*Given request*:
Below is a listing. Gather each line of it that contains "feldolgozása".

*Data entries*:
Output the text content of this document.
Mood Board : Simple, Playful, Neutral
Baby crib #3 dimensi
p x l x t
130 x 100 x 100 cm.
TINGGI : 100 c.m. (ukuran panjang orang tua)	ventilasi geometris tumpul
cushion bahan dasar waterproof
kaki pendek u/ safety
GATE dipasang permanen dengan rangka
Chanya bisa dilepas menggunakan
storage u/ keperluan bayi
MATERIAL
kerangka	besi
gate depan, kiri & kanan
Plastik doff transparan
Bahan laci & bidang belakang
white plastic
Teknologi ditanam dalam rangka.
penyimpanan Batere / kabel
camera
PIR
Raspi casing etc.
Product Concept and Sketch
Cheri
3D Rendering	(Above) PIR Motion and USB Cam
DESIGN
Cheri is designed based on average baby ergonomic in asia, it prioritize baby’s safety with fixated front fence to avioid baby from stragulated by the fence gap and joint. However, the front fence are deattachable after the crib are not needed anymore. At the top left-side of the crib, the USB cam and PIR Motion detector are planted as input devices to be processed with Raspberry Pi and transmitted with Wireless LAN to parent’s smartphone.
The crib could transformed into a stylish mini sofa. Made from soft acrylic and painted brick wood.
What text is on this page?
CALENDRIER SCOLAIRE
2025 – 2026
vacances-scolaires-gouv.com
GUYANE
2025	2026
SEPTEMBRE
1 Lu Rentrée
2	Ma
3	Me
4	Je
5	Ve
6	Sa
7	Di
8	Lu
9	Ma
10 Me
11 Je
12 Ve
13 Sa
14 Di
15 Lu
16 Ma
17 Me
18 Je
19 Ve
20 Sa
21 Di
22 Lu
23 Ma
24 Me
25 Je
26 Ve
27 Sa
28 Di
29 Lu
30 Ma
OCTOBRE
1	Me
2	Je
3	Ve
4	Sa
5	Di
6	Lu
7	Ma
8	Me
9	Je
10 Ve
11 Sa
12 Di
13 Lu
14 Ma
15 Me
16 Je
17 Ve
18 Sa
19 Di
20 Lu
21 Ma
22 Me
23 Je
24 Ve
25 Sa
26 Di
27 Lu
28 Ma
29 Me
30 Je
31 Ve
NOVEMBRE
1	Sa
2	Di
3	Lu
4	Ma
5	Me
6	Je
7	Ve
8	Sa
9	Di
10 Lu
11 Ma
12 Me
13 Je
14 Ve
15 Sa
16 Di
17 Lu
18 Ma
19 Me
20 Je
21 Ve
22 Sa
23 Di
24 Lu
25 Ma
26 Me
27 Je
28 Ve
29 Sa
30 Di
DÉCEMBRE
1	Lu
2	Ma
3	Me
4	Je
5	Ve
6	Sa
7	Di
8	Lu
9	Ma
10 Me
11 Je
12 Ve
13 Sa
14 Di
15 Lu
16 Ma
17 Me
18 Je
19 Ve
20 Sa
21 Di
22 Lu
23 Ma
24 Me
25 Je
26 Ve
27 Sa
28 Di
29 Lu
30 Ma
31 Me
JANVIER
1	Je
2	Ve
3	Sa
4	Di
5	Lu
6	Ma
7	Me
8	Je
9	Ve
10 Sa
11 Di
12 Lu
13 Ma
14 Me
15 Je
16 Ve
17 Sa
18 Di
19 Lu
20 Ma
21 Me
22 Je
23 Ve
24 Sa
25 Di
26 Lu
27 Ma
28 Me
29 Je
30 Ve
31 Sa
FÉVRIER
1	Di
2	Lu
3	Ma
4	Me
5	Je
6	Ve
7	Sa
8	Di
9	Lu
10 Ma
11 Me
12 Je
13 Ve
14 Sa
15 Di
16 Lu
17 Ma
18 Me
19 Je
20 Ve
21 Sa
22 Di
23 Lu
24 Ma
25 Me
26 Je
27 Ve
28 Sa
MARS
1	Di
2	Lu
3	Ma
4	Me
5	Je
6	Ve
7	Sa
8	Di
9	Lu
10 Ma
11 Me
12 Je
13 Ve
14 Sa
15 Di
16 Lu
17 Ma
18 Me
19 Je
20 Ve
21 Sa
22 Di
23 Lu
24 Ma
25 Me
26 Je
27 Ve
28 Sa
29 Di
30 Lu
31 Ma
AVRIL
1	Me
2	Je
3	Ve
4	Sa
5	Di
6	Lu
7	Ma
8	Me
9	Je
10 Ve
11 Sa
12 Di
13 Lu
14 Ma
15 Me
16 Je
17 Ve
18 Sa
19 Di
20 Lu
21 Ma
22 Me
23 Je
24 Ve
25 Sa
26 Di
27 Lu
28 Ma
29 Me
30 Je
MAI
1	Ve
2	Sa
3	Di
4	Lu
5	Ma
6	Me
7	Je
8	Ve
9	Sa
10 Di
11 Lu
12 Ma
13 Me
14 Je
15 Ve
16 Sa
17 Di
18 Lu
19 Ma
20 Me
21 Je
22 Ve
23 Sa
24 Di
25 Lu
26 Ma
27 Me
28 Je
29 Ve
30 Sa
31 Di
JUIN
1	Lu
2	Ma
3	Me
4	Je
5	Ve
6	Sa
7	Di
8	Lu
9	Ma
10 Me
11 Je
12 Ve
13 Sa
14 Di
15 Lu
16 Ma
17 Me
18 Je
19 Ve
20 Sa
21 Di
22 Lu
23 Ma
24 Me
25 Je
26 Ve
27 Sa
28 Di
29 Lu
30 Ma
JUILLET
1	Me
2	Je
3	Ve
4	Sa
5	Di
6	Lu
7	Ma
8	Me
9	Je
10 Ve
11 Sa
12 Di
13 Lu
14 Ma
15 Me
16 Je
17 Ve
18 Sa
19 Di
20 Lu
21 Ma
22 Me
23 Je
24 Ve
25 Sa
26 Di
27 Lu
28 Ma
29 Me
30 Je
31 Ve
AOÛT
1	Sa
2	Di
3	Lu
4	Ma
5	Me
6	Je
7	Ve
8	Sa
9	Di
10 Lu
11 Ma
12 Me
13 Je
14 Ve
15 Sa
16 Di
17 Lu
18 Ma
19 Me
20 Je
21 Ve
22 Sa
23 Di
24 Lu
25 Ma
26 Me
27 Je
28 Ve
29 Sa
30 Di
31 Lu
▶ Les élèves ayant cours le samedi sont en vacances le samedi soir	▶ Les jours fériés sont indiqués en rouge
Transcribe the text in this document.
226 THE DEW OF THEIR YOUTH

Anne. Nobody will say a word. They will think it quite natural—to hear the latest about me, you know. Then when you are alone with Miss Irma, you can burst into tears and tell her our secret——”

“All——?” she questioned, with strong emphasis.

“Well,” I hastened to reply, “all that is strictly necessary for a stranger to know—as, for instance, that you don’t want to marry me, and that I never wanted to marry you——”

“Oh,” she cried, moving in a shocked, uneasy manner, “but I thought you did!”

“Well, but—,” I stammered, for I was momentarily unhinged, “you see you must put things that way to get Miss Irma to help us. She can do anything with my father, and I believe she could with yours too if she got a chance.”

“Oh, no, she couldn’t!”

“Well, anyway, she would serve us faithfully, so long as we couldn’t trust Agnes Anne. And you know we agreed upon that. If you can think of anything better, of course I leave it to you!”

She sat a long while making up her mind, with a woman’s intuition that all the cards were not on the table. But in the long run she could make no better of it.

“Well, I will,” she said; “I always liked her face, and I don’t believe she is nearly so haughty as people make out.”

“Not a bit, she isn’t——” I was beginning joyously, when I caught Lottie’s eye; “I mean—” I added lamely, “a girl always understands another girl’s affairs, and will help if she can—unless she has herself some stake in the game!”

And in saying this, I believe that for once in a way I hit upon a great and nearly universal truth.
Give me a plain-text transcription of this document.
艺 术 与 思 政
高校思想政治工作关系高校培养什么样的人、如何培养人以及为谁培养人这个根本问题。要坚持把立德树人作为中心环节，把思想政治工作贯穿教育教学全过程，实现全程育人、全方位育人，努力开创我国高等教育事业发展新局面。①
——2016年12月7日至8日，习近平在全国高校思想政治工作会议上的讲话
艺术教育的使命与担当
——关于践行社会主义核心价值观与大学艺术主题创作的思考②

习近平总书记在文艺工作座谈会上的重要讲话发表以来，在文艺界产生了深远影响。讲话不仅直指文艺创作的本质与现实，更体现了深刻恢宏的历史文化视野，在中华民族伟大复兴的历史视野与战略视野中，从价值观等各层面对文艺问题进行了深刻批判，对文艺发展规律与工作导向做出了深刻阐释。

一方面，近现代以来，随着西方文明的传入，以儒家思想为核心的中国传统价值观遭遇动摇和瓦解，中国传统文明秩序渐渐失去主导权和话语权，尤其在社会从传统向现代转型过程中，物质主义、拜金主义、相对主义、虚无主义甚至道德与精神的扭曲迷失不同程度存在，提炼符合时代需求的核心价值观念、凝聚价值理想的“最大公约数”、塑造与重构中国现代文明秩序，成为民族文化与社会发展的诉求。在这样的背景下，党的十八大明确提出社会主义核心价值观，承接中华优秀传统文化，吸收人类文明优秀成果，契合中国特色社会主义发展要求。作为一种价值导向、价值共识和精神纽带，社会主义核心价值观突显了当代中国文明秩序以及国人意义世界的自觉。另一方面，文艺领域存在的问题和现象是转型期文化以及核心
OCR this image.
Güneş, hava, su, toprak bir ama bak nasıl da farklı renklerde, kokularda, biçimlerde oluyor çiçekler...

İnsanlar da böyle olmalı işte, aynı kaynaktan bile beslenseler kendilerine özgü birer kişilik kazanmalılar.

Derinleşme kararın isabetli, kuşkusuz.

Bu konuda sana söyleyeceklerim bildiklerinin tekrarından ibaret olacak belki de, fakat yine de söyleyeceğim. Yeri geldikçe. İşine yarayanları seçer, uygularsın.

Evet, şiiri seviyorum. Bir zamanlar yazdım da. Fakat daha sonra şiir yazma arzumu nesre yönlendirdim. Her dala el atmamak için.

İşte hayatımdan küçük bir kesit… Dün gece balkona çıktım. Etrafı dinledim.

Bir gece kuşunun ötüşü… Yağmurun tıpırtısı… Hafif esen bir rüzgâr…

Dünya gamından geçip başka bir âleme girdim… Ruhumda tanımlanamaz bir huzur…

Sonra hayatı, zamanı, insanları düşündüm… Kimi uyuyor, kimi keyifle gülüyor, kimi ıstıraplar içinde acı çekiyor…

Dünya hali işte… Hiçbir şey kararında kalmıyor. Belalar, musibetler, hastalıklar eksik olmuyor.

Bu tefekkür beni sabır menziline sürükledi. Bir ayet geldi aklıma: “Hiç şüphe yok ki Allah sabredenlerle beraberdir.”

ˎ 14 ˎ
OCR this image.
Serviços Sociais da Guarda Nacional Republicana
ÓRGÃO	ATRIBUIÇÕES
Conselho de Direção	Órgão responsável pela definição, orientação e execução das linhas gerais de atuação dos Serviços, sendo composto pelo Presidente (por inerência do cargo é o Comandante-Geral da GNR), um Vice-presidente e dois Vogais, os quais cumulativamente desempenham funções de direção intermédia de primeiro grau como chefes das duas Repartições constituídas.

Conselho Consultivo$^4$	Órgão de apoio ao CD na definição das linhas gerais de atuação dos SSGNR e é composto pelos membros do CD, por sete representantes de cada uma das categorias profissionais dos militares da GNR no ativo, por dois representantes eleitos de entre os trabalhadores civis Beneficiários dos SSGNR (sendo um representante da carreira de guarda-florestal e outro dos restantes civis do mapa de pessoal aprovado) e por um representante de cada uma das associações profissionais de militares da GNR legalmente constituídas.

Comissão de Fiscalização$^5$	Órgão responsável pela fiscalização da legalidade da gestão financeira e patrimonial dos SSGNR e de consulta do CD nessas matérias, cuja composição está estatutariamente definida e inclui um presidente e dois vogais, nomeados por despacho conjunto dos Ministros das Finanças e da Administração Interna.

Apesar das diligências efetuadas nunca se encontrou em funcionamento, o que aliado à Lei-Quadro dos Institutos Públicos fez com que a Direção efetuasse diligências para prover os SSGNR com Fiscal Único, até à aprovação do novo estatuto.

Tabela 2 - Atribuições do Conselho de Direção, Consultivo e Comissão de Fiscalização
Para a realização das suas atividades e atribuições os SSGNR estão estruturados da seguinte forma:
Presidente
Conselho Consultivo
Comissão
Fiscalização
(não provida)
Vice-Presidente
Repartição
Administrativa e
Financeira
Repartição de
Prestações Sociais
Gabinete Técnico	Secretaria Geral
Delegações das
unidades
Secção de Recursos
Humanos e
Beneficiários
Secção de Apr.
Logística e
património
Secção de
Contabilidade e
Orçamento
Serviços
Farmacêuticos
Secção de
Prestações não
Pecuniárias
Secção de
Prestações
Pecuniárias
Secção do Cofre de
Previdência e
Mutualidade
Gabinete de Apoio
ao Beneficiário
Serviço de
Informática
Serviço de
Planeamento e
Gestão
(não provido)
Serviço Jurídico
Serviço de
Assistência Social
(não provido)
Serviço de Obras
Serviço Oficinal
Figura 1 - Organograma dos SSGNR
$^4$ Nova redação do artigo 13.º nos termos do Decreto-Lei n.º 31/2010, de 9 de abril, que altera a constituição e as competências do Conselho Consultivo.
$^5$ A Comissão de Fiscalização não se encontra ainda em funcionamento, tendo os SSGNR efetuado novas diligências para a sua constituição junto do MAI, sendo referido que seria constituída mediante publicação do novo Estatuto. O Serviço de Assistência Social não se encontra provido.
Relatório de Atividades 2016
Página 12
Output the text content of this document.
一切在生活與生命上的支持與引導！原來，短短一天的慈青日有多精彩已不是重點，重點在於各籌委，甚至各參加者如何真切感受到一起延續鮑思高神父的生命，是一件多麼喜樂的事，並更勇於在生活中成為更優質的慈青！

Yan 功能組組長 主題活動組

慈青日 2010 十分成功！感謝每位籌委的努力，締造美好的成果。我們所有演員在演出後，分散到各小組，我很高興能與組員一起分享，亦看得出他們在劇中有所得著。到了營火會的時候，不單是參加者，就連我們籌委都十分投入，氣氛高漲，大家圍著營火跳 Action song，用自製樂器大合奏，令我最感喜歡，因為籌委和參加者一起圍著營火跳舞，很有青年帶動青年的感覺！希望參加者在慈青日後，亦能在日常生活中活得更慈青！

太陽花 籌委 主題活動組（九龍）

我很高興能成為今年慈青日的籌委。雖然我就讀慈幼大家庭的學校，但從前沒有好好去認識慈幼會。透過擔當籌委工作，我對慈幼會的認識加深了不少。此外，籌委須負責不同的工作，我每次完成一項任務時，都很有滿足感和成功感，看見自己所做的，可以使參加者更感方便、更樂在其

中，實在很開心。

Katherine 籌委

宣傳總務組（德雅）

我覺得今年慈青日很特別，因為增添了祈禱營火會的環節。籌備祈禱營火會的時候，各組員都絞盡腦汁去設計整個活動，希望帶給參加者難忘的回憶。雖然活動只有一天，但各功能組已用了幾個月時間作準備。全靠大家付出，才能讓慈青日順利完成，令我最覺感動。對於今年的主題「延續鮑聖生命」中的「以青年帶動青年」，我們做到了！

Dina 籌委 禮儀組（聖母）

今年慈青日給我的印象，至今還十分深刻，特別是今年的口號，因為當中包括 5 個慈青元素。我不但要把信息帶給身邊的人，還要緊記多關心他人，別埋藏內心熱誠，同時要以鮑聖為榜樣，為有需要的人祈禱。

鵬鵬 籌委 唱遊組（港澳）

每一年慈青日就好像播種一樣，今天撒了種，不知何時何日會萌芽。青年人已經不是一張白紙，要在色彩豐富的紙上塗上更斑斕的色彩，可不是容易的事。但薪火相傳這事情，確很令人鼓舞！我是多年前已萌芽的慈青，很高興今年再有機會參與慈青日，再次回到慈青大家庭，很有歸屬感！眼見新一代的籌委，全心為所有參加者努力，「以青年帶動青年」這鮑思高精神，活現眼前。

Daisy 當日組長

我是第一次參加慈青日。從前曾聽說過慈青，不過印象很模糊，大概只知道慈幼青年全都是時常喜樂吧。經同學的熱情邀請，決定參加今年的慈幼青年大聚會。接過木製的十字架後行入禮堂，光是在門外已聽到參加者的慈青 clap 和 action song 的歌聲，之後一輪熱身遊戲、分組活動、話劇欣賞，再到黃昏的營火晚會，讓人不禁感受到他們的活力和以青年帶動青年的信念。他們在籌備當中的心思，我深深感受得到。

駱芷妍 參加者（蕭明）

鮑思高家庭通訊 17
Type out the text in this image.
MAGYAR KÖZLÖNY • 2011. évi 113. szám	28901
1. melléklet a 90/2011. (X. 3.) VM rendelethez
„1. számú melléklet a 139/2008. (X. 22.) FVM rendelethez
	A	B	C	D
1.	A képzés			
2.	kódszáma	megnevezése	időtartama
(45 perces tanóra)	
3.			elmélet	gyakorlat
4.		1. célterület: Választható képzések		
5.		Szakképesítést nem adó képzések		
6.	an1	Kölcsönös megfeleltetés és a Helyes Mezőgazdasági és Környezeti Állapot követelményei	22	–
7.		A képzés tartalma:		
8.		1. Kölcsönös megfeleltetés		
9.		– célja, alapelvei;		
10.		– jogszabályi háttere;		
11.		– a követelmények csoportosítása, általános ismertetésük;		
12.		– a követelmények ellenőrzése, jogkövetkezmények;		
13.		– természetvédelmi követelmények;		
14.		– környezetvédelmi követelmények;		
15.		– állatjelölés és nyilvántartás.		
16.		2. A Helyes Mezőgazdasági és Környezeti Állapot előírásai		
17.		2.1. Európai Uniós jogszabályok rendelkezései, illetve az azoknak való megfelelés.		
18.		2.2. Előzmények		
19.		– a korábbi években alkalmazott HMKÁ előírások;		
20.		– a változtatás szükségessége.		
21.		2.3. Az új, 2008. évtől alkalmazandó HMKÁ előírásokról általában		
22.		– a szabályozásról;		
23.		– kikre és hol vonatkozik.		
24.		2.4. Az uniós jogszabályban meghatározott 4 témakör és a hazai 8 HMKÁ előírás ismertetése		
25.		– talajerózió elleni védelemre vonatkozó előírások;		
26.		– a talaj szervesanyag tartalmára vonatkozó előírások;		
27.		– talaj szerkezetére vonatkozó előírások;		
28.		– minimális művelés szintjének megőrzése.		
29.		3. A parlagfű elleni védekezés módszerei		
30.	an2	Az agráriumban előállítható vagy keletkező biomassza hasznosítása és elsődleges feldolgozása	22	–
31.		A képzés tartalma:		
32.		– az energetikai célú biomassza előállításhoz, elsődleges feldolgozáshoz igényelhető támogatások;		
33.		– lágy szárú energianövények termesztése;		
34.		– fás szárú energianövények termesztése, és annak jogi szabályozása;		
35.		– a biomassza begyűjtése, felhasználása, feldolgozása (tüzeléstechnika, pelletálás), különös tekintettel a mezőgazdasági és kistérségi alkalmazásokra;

*Response to the exercise*:
30.	an2	Az agráriumban előállítható vagy keletkező biomassza hasznosítása és elsődleges feldolgozása	22	–
35.		– a biomassza begyűjtése, felhasználása, feldolgozása (tüzeléstechnika, pelletálás), különös tekintettel a mezőgazdasági és kistérségi alkalmazásokra;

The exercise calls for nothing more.